** start of Data shown **

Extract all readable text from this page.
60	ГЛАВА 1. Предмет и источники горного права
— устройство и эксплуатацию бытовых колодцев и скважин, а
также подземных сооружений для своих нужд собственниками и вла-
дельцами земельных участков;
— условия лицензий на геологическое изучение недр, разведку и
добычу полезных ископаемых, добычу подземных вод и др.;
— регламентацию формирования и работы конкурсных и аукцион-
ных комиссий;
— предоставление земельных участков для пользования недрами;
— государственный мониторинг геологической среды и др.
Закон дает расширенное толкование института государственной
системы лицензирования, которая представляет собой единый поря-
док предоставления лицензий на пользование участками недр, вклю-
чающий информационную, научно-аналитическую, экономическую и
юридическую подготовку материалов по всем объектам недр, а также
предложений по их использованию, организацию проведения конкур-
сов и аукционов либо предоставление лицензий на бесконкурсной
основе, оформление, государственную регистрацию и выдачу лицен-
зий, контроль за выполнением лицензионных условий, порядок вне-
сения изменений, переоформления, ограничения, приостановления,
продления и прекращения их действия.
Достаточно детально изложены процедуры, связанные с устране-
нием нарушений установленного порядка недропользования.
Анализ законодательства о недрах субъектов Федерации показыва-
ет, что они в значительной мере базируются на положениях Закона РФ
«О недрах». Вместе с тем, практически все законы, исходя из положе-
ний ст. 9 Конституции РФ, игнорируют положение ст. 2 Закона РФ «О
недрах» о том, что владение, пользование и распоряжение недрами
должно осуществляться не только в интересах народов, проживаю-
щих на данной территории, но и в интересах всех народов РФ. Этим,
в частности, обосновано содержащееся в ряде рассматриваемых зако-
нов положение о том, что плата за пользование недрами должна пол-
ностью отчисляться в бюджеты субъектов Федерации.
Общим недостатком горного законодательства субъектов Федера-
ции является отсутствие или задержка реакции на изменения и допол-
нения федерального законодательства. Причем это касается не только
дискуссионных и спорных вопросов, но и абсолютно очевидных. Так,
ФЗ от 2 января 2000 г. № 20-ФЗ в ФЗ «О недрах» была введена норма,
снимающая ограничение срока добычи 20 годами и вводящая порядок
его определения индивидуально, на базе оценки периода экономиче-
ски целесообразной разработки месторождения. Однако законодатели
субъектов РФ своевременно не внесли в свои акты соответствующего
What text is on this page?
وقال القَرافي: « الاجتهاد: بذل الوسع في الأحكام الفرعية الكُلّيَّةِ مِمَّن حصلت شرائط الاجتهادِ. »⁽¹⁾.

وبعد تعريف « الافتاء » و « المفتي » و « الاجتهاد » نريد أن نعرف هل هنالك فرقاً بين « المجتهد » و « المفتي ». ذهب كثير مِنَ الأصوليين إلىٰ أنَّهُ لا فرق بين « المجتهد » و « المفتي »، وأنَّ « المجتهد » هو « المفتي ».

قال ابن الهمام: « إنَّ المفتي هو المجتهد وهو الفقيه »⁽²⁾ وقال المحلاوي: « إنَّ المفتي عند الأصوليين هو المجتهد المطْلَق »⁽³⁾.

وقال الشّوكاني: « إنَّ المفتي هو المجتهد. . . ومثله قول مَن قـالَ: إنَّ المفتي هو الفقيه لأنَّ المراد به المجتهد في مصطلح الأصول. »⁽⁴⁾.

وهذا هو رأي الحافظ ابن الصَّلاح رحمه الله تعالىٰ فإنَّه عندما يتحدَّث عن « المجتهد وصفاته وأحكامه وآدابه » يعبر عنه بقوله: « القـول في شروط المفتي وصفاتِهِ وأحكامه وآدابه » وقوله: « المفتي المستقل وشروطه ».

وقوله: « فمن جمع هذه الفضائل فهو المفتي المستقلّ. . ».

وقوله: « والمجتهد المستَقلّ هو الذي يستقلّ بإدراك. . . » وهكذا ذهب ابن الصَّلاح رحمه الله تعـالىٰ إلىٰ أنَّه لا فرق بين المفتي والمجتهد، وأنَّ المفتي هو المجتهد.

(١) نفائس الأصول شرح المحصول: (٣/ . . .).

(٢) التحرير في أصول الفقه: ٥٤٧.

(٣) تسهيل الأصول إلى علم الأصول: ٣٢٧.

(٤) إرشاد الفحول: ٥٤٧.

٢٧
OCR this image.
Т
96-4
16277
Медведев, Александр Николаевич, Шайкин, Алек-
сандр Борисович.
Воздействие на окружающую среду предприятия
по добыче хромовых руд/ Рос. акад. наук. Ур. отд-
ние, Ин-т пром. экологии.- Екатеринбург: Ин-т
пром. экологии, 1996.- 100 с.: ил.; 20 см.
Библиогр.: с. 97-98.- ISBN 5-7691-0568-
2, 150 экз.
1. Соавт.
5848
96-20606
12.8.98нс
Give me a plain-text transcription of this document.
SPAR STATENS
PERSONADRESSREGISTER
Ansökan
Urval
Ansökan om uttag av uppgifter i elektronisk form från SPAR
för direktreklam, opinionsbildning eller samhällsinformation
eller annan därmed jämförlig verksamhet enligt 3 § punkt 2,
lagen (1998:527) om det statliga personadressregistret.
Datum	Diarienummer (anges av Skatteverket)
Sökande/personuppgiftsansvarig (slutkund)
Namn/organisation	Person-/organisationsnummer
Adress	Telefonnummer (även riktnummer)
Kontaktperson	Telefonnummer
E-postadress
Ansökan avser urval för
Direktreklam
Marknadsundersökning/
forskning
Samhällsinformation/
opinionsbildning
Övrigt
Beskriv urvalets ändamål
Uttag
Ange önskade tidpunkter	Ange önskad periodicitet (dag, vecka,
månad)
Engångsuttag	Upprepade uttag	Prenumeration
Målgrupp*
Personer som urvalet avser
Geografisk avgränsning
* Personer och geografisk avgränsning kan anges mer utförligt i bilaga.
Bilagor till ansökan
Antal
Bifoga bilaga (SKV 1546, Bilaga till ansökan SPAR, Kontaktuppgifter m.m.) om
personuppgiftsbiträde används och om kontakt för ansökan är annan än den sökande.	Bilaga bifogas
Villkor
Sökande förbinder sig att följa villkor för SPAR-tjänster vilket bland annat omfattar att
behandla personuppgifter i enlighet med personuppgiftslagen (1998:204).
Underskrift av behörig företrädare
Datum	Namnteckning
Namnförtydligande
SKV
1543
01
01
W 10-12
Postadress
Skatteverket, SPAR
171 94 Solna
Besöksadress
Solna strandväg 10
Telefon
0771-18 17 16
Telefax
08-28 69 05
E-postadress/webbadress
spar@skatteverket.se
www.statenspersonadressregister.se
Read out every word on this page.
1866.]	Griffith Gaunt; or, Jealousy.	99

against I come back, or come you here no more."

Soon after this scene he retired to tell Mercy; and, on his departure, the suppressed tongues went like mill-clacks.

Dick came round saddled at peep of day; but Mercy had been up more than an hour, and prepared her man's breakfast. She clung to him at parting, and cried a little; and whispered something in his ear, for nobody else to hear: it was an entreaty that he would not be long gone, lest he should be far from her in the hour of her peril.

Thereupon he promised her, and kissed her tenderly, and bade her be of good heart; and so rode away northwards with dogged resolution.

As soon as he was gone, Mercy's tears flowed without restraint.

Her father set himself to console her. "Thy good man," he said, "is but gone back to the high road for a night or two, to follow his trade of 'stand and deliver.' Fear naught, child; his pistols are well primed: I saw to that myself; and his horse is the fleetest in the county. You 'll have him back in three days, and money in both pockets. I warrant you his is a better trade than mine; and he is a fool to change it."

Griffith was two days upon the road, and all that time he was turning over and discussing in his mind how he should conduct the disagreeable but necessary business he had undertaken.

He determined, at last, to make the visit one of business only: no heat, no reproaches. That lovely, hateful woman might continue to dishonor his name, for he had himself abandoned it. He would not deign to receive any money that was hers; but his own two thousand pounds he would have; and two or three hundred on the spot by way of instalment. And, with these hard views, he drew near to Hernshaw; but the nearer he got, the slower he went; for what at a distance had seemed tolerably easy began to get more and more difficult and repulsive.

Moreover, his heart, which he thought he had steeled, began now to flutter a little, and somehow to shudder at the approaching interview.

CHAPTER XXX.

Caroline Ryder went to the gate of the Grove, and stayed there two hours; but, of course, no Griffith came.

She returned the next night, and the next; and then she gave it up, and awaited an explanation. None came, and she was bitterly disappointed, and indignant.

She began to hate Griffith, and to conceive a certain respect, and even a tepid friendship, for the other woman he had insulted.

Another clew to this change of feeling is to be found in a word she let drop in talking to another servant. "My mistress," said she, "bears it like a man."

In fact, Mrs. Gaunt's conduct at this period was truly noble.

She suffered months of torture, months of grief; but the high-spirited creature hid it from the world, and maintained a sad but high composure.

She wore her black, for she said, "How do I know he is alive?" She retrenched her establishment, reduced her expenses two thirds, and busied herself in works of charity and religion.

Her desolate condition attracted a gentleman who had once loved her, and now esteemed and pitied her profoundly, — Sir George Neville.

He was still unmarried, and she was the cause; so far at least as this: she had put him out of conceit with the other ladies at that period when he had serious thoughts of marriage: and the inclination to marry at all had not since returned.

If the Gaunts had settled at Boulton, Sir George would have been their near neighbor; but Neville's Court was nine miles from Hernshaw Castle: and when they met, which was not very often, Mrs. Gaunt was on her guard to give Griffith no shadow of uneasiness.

** end of Data shown **

What is needed
Copy out each line of the data containing the string "رحمه".

Reply
وهذا هو رأي الحافظ ابن الصَّلاح رحمه الله تعالىٰ فإنَّه عندما يتحدَّث عن « المجتهد وصفاته وأحكامه وآدابه » يعبر عنه بقوله: « القـول في شروط المفتي وصفاتِهِ وأحكامه وآدابه » وقوله: « المفتي المستقل وشروطه ».
وقوله: « والمجتهد المستَقلّ هو الذي يستقلّ بإدراك. . . » وهكذا ذهب ابن الصَّلاح رحمه الله تعـالىٰ إلىٰ أنَّه لا فرق بين المفتي والمجتهد، وأنَّ المفتي هو المجتهد.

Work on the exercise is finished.